─── RECORDS PROVIDED ───

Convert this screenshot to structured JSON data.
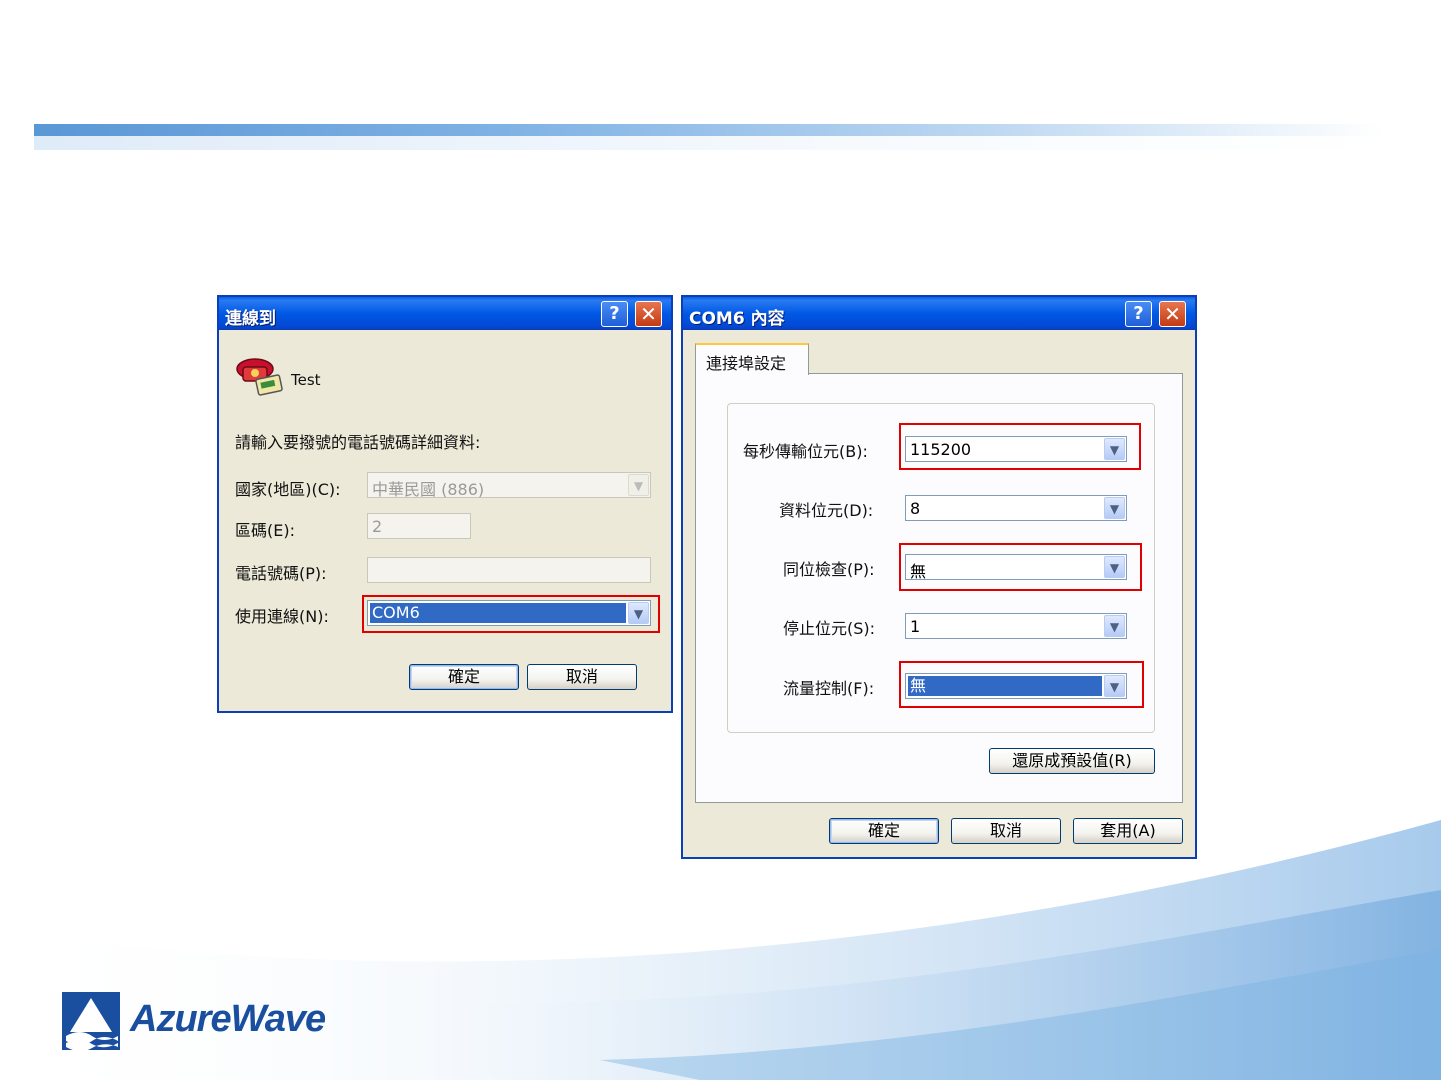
{
  "connect_dialog": {
    "title": "連線到",
    "connection_name": "Test",
    "instruction": "請輸入要撥號的電話號碼詳細資料:",
    "country_label": "國家(地區)(C):",
    "country_value": "中華民國 (886)",
    "area_code_label": "區碼(E):",
    "area_code_value": "2",
    "phone_label": "電話號碼(P):",
    "phone_value": "",
    "connect_using_label": "使用連線(N):",
    "connect_using_value": "COM6",
    "ok_label": "確定",
    "cancel_label": "取消"
  },
  "com_dialog": {
    "title": "COM6 內容",
    "tab_label": "連接埠設定",
    "baud_label": "每秒傳輸位元(B):",
    "baud_value": "115200",
    "data_bits_label": "資料位元(D):",
    "data_bits_value": "8",
    "parity_label": "同位檢查(P):",
    "parity_value": "無",
    "stop_bits_label": "停止位元(S):",
    "stop_bits_value": "1",
    "flow_label": "流量控制(F):",
    "flow_value": "無",
    "restore_label": "還原成預設值(R)",
    "ok_label": "確定",
    "cancel_label": "取消",
    "apply_label": "套用(A)"
  },
  "titlebar": {
    "help_glyph": "?",
    "close_glyph": "✕"
  },
  "brand": {
    "name": "AzureWave"
  },
  "colors": {
    "highlight": "#e00000",
    "selection": "#316ac5",
    "titlebar": "#0058e6"
  }
}
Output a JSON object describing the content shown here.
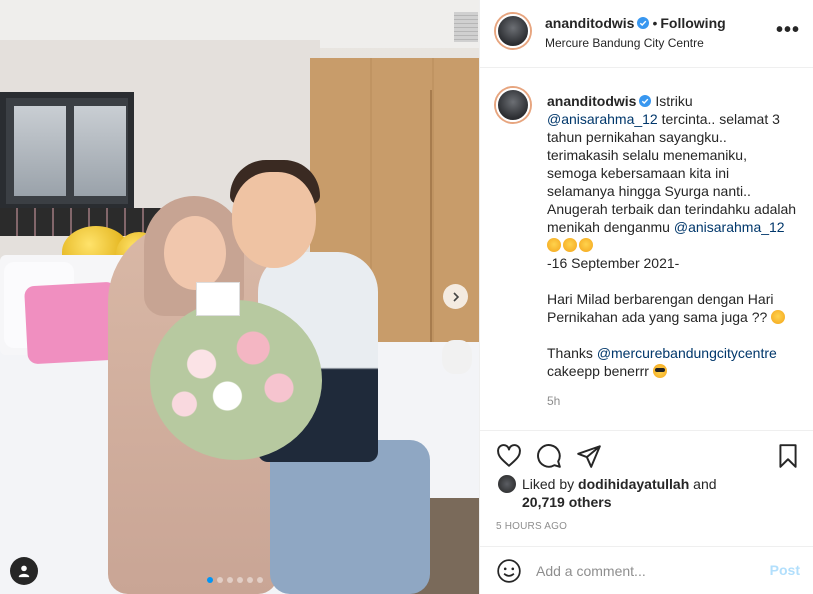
{
  "post": {
    "carousel_dots": 6,
    "active_dot": 0
  },
  "header": {
    "username": "ananditodwis",
    "separator": "•",
    "follow_status": "Following",
    "location": "Mercure Bandung City Centre",
    "more_label": "•••"
  },
  "caption": {
    "username": "ananditodwis",
    "part1": " Istriku ",
    "mention1": "@anisarahma_12",
    "part2": " tercinta.. selamat 3 tahun pernikahan sayangku.. terimakasih selalu menemaniku, semoga kebersamaan kita ini selamanya hingga Syurga nanti.. Anugerah terbaik dan terindahku adalah menikah denganmu ",
    "mention2": "@anisarahma_12",
    "date_line": "-16 September 2021-",
    "part3": "Hari Milad berbarengan dengan Hari Pernikahan ada yang sama juga ?? ",
    "part4": "Thanks ",
    "mention3": "@mercurebandungcitycentre",
    "part5": " cakeepp benerrr ",
    "time": "5h"
  },
  "likes": {
    "prefix": "Liked by ",
    "liker": "dodihidayatullah",
    "connector": " and",
    "others": "20,719 others"
  },
  "posted_ago": "5 HOURS AGO",
  "comment": {
    "placeholder": "Add a comment...",
    "post_label": "Post"
  },
  "icons": {
    "verified": "verified-badge-icon",
    "like": "heart-icon",
    "comment": "comment-bubble-icon",
    "share": "paper-plane-icon",
    "save": "bookmark-icon",
    "emoji": "smiley-icon",
    "tag": "user-tag-icon",
    "next": "chevron-right-icon"
  },
  "colors": {
    "verified_blue": "#3897f0",
    "mention_blue": "#00376b",
    "post_disabled": "#b2dffc",
    "muted": "#8e8e8e",
    "active_dot": "#0095f6"
  }
}
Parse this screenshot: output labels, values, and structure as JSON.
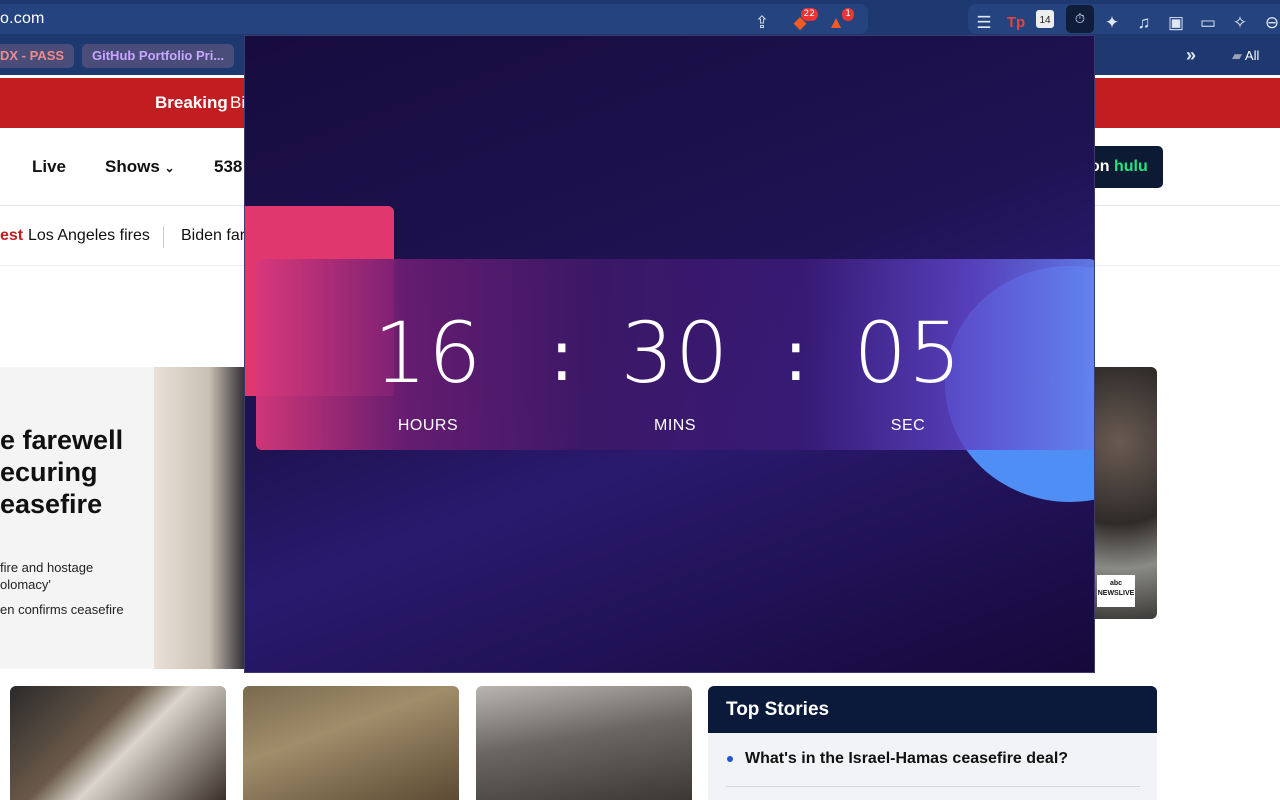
{
  "browser": {
    "url": "o.com",
    "shields_count": "22",
    "rewards_count": "1",
    "calendar_day": "14",
    "bookmarks": [
      "DX - PASS",
      "GitHub Portfolio Pri..."
    ],
    "bookmarks_overflow": "»",
    "all_bookmarks": "All B"
  },
  "page": {
    "breaking_label": "Breaking",
    "breaking_text": "Bi",
    "nav": [
      "Live",
      "Shows",
      "538"
    ],
    "hulu_prefix": "on",
    "hulu_brand": "hulu",
    "trending_label": "est",
    "trending": [
      "Los Angeles fires",
      "Biden far"
    ],
    "lead_title_lines": [
      "e farewell",
      "ecuring",
      "easefire"
    ],
    "lead_sub_lines": [
      "fire and hostage",
      "olomacy'",
      "en confirms ceasefire"
    ],
    "abc_logo": "abc NEWSLIVE",
    "top_stories_heading": "Top Stories",
    "top_story_1": "What's in the Israel-Hamas ceasefire deal?"
  },
  "timer": {
    "hours": "16",
    "mins": "30",
    "sec": "05",
    "separator": ":",
    "hours_label": "HOURS",
    "mins_label": "MINS",
    "sec_label": "SEC"
  },
  "colors": {
    "chrome": "#1d3970",
    "breaking": "#c21d21",
    "popup_pink": "#e0376f",
    "popup_blue": "#4f8ff5",
    "popup_bg": "#1f1354"
  }
}
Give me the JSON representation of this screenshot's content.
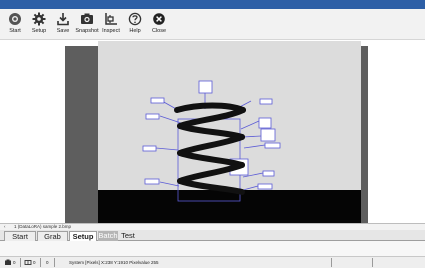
{
  "toolbar": {
    "buttons": [
      {
        "id": "start",
        "label": "Start",
        "icon": "sun-gear-icon"
      },
      {
        "id": "setup",
        "label": "Setup",
        "icon": "gear-icon"
      },
      {
        "id": "save",
        "label": "Save",
        "icon": "download-tray-icon"
      },
      {
        "id": "snapshot",
        "label": "Snapshot",
        "icon": "camera-icon"
      },
      {
        "id": "inspect",
        "label": "Inspect",
        "icon": "inspect-chart-icon"
      },
      {
        "id": "help",
        "label": "Help",
        "icon": "question-circle-icon"
      },
      {
        "id": "close",
        "label": "Close",
        "icon": "close-circle-icon"
      }
    ]
  },
  "file": {
    "name": "1 (DataLoRA) sample 2.bmp"
  },
  "tabs": [
    {
      "label": "Start",
      "state": "normal"
    },
    {
      "label": "Grab",
      "state": "normal"
    },
    {
      "label": "Setup",
      "state": "active"
    },
    {
      "label": "Batch",
      "state": "dim"
    },
    {
      "label": "Test",
      "state": "plain"
    }
  ],
  "status": {
    "count_a": "0",
    "count_b": "0",
    "count_c": "0",
    "text": "System   [Pixels] X:238 Y:1910 Pixelvalue 255"
  },
  "colors": {
    "titlebar": "#2d5fa6",
    "viewer_bg": "#5e5e5e",
    "image_bg": "#dcdcdc",
    "annotation": "#5b5bd6",
    "spring": "#111111"
  }
}
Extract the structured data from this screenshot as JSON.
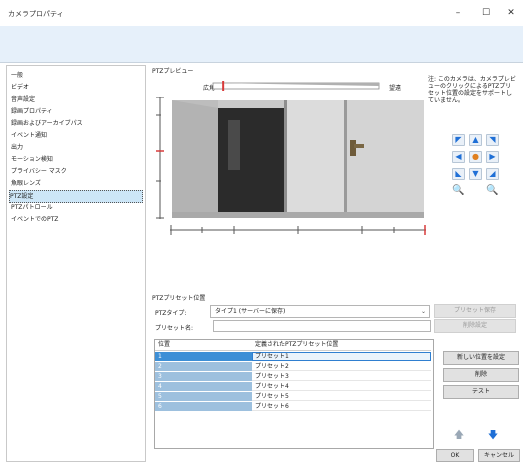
{
  "window": {
    "title": "カメラプロパティ",
    "minimize_glyph": "–",
    "maximize_glyph": "☐",
    "close_glyph": "✕"
  },
  "sidebar": {
    "items": [
      {
        "label": "一般",
        "selected": false
      },
      {
        "label": "ビデオ",
        "selected": false
      },
      {
        "label": "音声設定",
        "selected": false
      },
      {
        "label": "録画プロパティ",
        "selected": false
      },
      {
        "label": "録画およびアーカイブパス",
        "selected": false
      },
      {
        "label": "イベント通知",
        "selected": false
      },
      {
        "label": "出力",
        "selected": false
      },
      {
        "label": "モーション検知",
        "selected": false
      },
      {
        "label": "プライバシー マスク",
        "selected": false
      },
      {
        "label": "魚眼レンズ",
        "selected": false
      },
      {
        "label": "PTZ設定",
        "selected": true
      },
      {
        "label": "PTZパトロール",
        "selected": false
      },
      {
        "label": "イベントでのPTZ",
        "selected": false
      }
    ]
  },
  "ptz_view": {
    "section_label": "PTZプレビュー",
    "zoom_wide_label": "広角",
    "zoom_tele_label": "望遠",
    "zoom_level": 0.05,
    "note": "注: このカメラは、カメラプレビューのクリックによるPTZプリセット位置の設定をサポートしていません。"
  },
  "preset_section": {
    "section_label": "PTZプリセット位置",
    "ptz_type_label": "PTZタイプ:",
    "ptz_type_value": "タイプ1 (サーバーに保存)",
    "preset_name_label": "プリセット名:",
    "preset_name_value": "",
    "set_preset_button": "プリセット保存",
    "delete_setting_button": "削除設定",
    "table": {
      "col_position": "位置",
      "col_defined": "定義されたPTZプリセット位置",
      "rows": [
        {
          "position": "1",
          "name": "プリセット1",
          "selected": true
        },
        {
          "position": "2",
          "name": "プリセット2",
          "selected": false
        },
        {
          "position": "3",
          "name": "プリセット3",
          "selected": false
        },
        {
          "position": "4",
          "name": "プリセット4",
          "selected": false
        },
        {
          "position": "5",
          "name": "プリセット5",
          "selected": false
        },
        {
          "position": "6",
          "name": "プリセット6",
          "selected": false
        }
      ]
    },
    "new_position_button": "新しい位置を設定",
    "delete_button": "削除",
    "test_button": "テスト",
    "move_up_glyph": "🡅",
    "move_down_glyph": "🡇"
  },
  "footer": {
    "ok_button": "OK",
    "cancel_button": "キャンセル"
  },
  "colors": {
    "accent": "#1f6fd6",
    "header_band": "#e6f0fa",
    "selection": "#cde6f7",
    "position_cell": "#9dc0de"
  }
}
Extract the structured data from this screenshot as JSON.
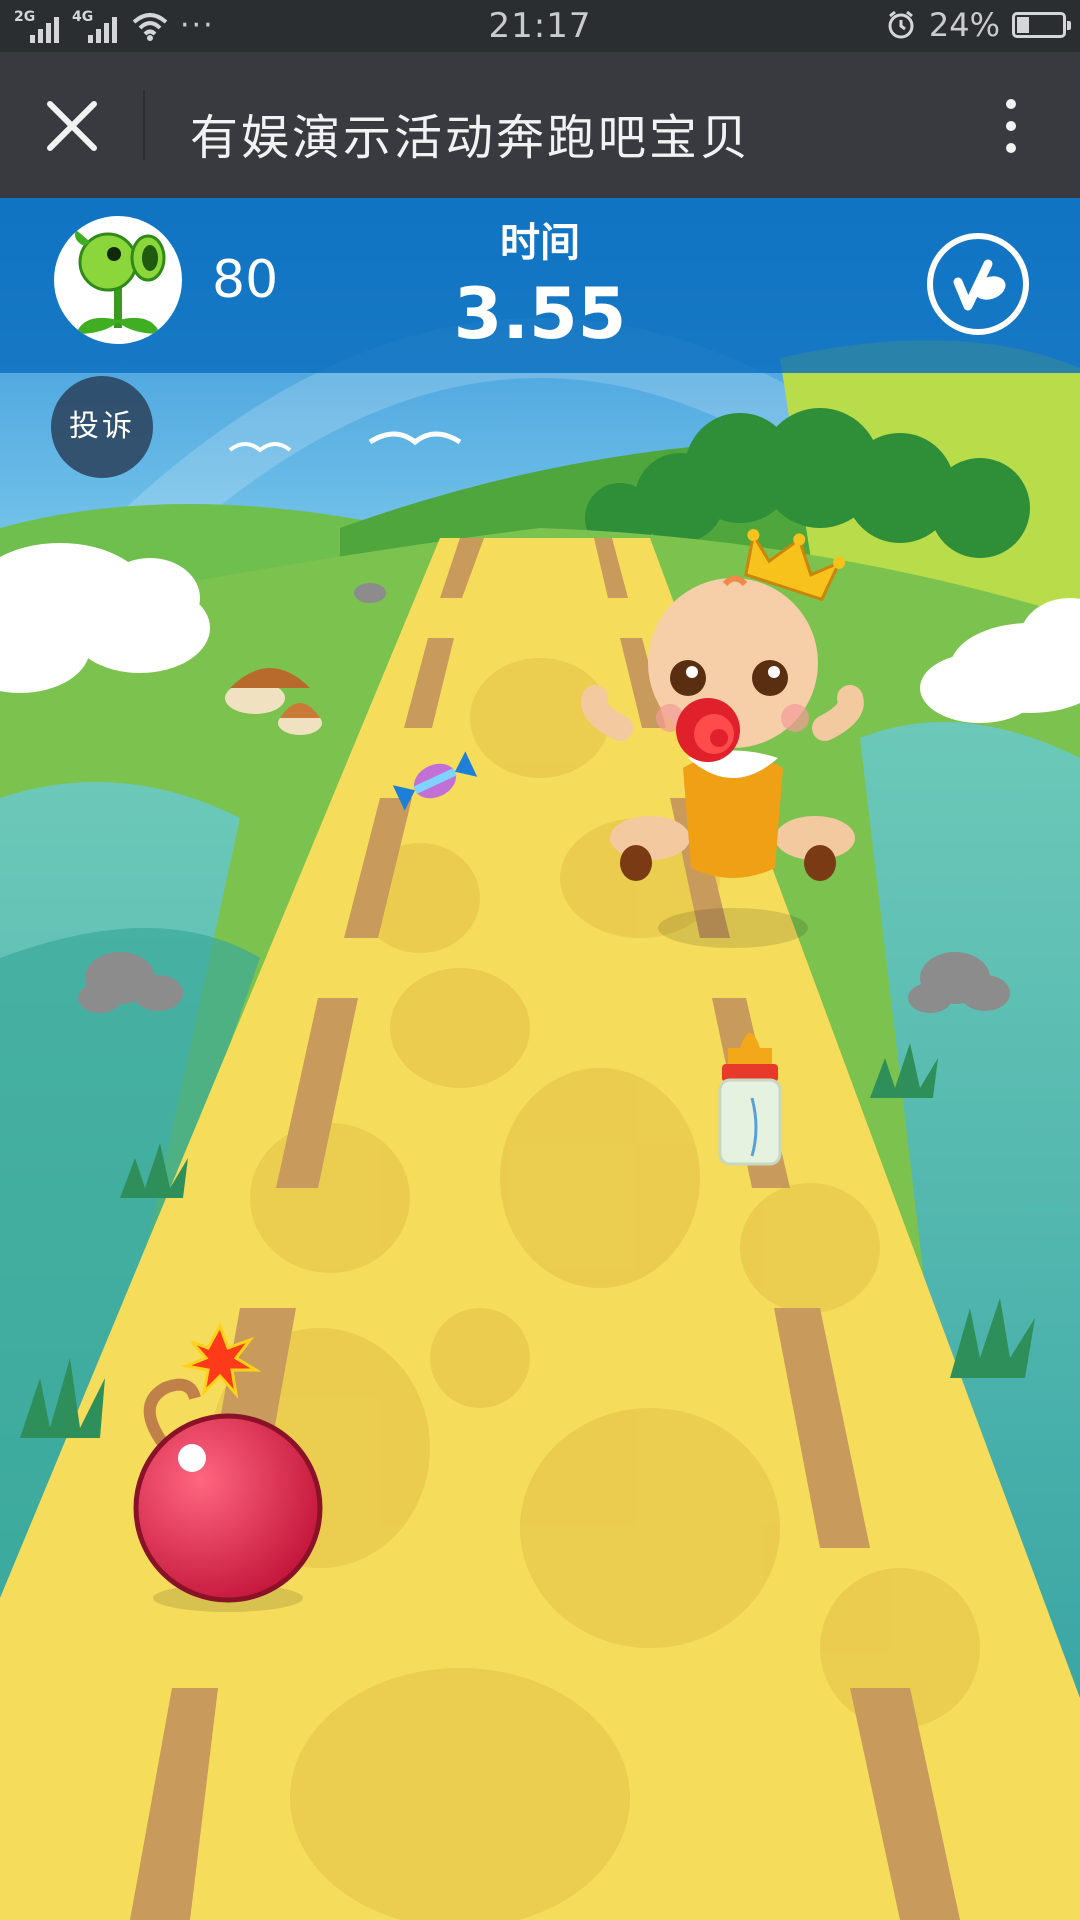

───

WHAT IS NEEDED >>
Locate the word "screenshot" in the entries, and copy every line where it is found.

OUTPUT BELOW >>
Convert this screenshot to structured JSON data.
Parse this screenshot: output labels, values, and structure as JSON.
Give me the JSON representation of this screenshot's content.
Extract the structured data from this screenshot as JSON.
Extract the structured data from this screenshot as JSON.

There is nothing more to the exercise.